■ DIRECTIONS FOR THIS TASK ■
Copy the rows below without changing anything in them.

-- Begin MATERIALS PROVIDED --

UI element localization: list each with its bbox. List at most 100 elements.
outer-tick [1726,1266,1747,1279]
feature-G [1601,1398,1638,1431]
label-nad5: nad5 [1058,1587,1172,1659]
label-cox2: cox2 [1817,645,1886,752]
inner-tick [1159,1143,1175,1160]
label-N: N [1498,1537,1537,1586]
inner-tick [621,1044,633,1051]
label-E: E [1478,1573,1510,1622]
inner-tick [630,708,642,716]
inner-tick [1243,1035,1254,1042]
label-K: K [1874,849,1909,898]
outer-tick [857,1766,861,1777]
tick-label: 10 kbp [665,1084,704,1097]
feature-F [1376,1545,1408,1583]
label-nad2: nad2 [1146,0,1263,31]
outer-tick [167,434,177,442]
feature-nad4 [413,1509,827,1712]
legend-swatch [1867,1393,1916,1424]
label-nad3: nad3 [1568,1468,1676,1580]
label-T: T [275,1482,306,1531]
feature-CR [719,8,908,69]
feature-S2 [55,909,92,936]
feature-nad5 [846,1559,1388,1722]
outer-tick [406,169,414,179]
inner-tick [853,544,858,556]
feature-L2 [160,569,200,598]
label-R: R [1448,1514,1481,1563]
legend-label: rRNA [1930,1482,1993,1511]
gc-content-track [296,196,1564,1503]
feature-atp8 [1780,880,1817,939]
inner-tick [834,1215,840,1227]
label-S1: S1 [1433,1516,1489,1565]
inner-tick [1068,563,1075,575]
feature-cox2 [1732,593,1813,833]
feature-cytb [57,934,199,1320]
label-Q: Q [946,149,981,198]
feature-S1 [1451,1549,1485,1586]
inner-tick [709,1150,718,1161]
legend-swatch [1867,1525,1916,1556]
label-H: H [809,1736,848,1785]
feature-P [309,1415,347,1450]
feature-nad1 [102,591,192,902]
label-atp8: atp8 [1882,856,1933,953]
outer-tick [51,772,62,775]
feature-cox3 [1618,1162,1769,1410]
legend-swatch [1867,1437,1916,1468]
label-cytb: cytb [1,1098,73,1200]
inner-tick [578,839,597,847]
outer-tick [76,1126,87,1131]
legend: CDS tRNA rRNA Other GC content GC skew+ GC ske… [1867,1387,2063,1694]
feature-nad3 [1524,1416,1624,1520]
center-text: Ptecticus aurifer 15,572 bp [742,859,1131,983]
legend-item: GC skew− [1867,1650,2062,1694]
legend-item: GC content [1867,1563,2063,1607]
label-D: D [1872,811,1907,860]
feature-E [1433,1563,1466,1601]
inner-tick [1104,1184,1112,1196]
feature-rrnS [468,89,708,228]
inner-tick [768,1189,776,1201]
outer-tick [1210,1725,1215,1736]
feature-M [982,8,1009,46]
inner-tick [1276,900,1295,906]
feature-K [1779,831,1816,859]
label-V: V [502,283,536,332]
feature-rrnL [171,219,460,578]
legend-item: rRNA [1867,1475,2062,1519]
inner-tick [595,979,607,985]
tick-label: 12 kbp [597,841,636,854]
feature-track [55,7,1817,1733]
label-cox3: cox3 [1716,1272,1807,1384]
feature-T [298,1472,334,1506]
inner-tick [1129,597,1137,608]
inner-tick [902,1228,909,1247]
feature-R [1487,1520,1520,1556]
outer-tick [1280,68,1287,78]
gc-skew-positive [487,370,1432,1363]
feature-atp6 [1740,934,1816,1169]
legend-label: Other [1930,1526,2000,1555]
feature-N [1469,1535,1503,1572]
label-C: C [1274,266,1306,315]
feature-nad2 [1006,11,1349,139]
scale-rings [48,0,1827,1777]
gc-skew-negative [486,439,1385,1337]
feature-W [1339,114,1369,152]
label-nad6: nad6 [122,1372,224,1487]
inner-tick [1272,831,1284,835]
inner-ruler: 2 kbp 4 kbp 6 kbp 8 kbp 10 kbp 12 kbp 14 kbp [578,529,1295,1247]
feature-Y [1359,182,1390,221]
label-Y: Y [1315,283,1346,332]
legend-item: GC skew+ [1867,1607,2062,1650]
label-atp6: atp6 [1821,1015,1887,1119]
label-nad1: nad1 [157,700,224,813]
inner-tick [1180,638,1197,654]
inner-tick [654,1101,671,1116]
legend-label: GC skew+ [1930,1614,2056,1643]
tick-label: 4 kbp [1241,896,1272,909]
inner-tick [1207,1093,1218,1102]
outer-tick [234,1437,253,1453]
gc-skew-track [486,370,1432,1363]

-- End MATERIALS PROVIDED --

■ SOLVED PROBLEM ■
UI element localization: list each with its bbox. List at most 100 elements.
outer-tick [1726,1266,1747,1279]
feature-G [1601,1398,1638,1431]
label-nad5: nad5 [1058,1587,1172,1659]
label-cox2: cox2 [1817,645,1886,752]
inner-tick [1159,1143,1175,1160]
label-N: N [1498,1537,1537,1586]
inner-tick [621,1044,633,1051]
label-E: E [1478,1573,1510,1622]
inner-tick [630,708,642,716]
inner-tick [1243,1035,1254,1042]
label-K: K [1874,849,1909,898]
outer-tick [857,1766,861,1777]
tick-label: 10 kbp [665,1084,704,1097]
feature-F [1376,1545,1408,1583]
label-nad2: nad2 [1146,0,1263,31]
outer-tick [167,434,177,442]
feature-nad4 [413,1509,827,1712]
legend-swatch [1867,1393,1916,1424]
label-nad3: nad3 [1568,1468,1676,1580]
label-T: T [275,1482,306,1531]
feature-CR [719,8,908,69]
feature-S2 [55,909,92,936]
feature-nad5 [846,1559,1388,1722]
outer-tick [406,169,414,179]
inner-tick [853,544,858,556]
feature-L2 [160,569,200,598]
label-R: R [1448,1514,1481,1563]
legend-label: rRNA [1930,1482,1993,1511]
gc-content-track [296,196,1564,1503]
feature-atp8 [1780,880,1817,939]
inner-tick [834,1215,840,1227]
label-S1: S1 [1433,1516,1489,1565]
inner-tick [1068,563,1075,575]
feature-cox2 [1732,593,1813,833]
feature-cytb [57,934,199,1320]
label-Q: Q [946,149,981,198]
feature-S1 [1451,1549,1485,1586]
inner-tick [709,1150,718,1161]
legend-swatch [1867,1525,1916,1556]
label-H: H [809,1736,848,1785]
feature-P [309,1415,347,1450]
feature-nad1 [102,591,192,902]
label-atp8: atp8 [1882,856,1933,953]
outer-tick [51,772,62,775]
feature-cox3 [1618,1162,1769,1410]
legend-swatch [1867,1437,1916,1468]
label-cytb: cytb [1,1098,73,1200]
inner-tick [578,839,597,847]
outer-tick [76,1126,87,1131]
legend: CDS tRNA rRNA Other GC content GC skew+ GC ske… [1867,1387,2063,1694]
feature-nad3 [1524,1416,1624,1520]
center-text: Ptecticus aurifer 15,572 bp [742,859,1131,983]
legend-item: GC skew− [1867,1650,2062,1694]
legend-item: GC content [1867,1563,2063,1607]
label-D: D [1872,811,1907,860]
feature-E [1433,1563,1466,1601]
inner-tick [1104,1184,1112,1196]
feature-rrnS [468,89,708,228]
inner-tick [768,1189,776,1201]
outer-tick [1210,1725,1215,1736]
feature-M [982,8,1009,46]
inner-tick [1276,900,1295,906]
feature-K [1779,831,1816,859]
label-V: V [502,283,536,332]
feature-rrnL [171,219,460,578]
legend-item: rRNA [1867,1475,2062,1519]
inner-tick [595,979,607,985]
tick-label: 12 kbp [597,841,636,854]
feature-track [55,7,1817,1733]
label-cox3: cox3 [1716,1272,1807,1384]
feature-T [298,1472,334,1506]
inner-tick [1129,597,1137,608]
inner-tick [902,1228,909,1247]
feature-R [1487,1520,1520,1556]
outer-tick [1280,68,1287,78]
gc-skew-positive [487,370,1432,1363]
feature-atp6 [1740,934,1816,1169]
legend-label: Other [1930,1526,2000,1555]
feature-N [1469,1535,1503,1572]
label-C: C [1274,266,1306,315]
feature-nad2 [1006,11,1349,139]
scale-rings [48,0,1827,1777]
gc-skew-negative [486,439,1385,1337]
feature-W [1339,114,1369,152]
label-nad6: nad6 [122,1372,224,1487]
inner-tick [1272,831,1284,835]
inner-ruler: 2 kbp 4 kbp 6 kbp 8 kbp 10 kbp 12 kbp 14 kbp [578,529,1295,1247]
feature-Y [1359,182,1390,221]
label-Y: Y [1315,283,1346,332]
legend-item: GC skew+ [1867,1607,2062,1650]
label-atp6: atp6 [1821,1015,1887,1119]
label-nad1: nad1 [157,700,224,813]
inner-tick [1180,638,1197,654]
inner-tick [654,1101,671,1116]
legend-label: GC skew+ [1930,1614,2056,1643]
tick-label: 4 kbp [1241,896,1272,909]
inner-tick [1207,1093,1218,1102]
outer-tick [234,1437,253,1453]
gc-skew-track [486,370,1432,1363]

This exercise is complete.